What you should do:
Copy every line that contains the string "东方神药" from the entries below.

Record excerpts:
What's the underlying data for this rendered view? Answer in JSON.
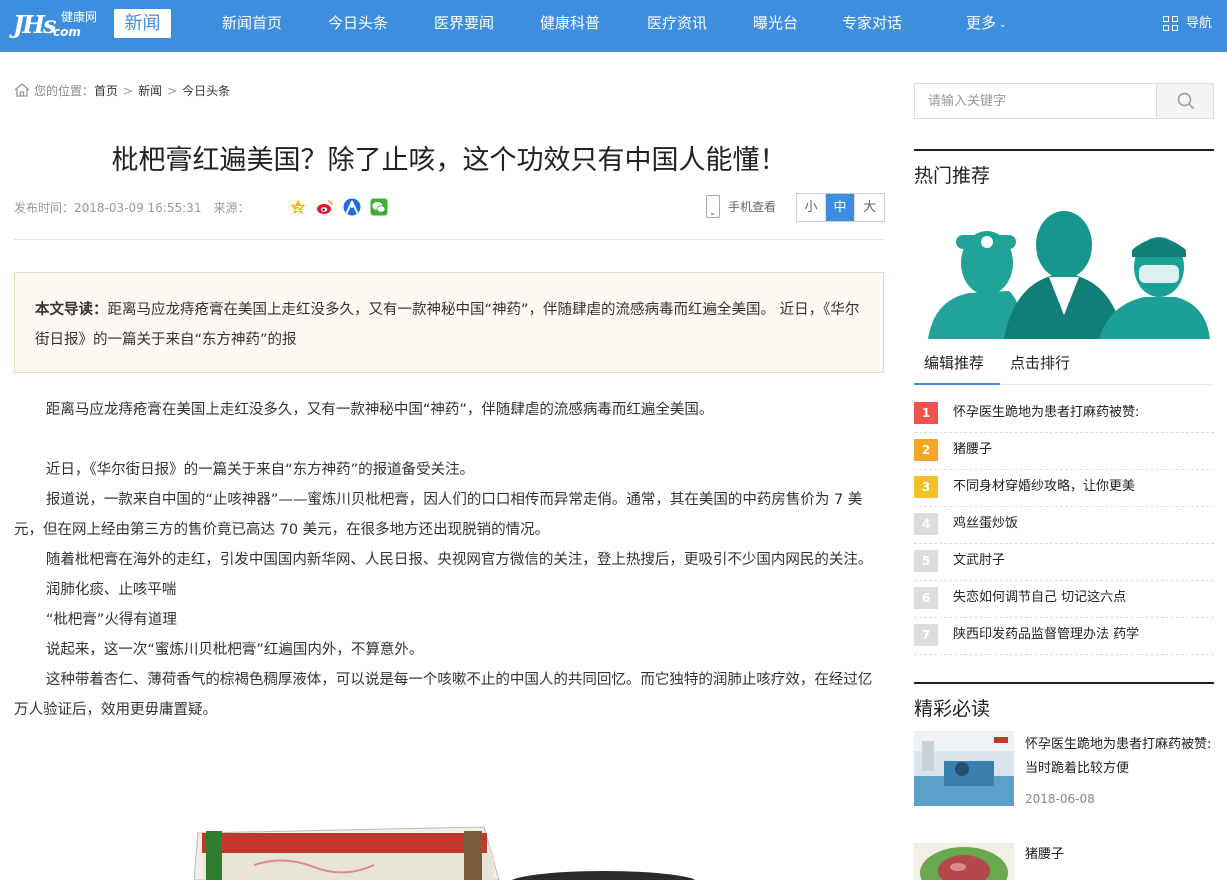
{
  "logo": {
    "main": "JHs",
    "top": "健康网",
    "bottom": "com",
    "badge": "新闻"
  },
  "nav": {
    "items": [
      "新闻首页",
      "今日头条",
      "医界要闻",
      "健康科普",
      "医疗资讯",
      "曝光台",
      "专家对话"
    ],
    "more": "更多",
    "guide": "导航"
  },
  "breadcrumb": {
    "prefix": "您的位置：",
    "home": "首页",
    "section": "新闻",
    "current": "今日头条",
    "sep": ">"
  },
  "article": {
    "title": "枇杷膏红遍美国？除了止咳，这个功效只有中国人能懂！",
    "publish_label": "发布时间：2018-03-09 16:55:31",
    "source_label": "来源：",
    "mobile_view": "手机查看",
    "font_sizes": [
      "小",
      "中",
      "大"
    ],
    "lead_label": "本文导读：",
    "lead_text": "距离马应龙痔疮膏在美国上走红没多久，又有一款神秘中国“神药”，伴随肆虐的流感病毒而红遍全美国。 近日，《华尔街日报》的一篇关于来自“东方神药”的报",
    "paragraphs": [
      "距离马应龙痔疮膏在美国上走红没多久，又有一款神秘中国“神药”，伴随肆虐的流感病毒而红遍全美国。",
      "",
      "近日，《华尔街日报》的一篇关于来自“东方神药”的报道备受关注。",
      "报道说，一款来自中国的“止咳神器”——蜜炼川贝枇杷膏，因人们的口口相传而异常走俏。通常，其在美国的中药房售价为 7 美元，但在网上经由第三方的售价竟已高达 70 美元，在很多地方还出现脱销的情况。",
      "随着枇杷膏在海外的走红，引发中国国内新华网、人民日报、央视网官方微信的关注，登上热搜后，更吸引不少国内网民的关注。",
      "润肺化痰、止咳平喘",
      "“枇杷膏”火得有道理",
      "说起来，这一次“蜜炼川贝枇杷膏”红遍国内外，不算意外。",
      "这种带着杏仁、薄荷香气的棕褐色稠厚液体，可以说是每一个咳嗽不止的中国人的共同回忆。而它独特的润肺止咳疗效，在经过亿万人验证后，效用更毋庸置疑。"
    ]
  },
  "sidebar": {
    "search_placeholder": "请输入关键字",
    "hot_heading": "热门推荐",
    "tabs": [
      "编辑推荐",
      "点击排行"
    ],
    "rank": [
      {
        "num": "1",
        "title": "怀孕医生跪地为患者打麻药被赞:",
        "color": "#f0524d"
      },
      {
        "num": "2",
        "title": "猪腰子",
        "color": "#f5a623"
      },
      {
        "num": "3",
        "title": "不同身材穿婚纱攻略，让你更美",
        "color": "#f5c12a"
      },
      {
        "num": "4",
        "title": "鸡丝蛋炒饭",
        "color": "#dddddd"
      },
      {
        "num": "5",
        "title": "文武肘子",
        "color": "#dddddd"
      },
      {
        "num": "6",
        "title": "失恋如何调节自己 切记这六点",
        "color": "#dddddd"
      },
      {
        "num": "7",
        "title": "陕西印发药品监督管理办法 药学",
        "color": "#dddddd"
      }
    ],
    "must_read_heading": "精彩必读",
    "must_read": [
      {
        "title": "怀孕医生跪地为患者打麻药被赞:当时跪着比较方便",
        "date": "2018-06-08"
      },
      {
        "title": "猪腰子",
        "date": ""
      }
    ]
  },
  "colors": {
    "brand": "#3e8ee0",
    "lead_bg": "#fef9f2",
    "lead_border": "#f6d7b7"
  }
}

Answer to this task:
    "lead_text": "距离马应龙痔疮膏在美国上走红没多久，又有一款神秘中国“神药”，伴随肆虐的流感病毒而红遍全美国。 近日，《华尔街日报》的一篇关于来自“东方神药”的报",
      "近日，《华尔街日报》的一篇关于来自“东方神药”的报道备受关注。",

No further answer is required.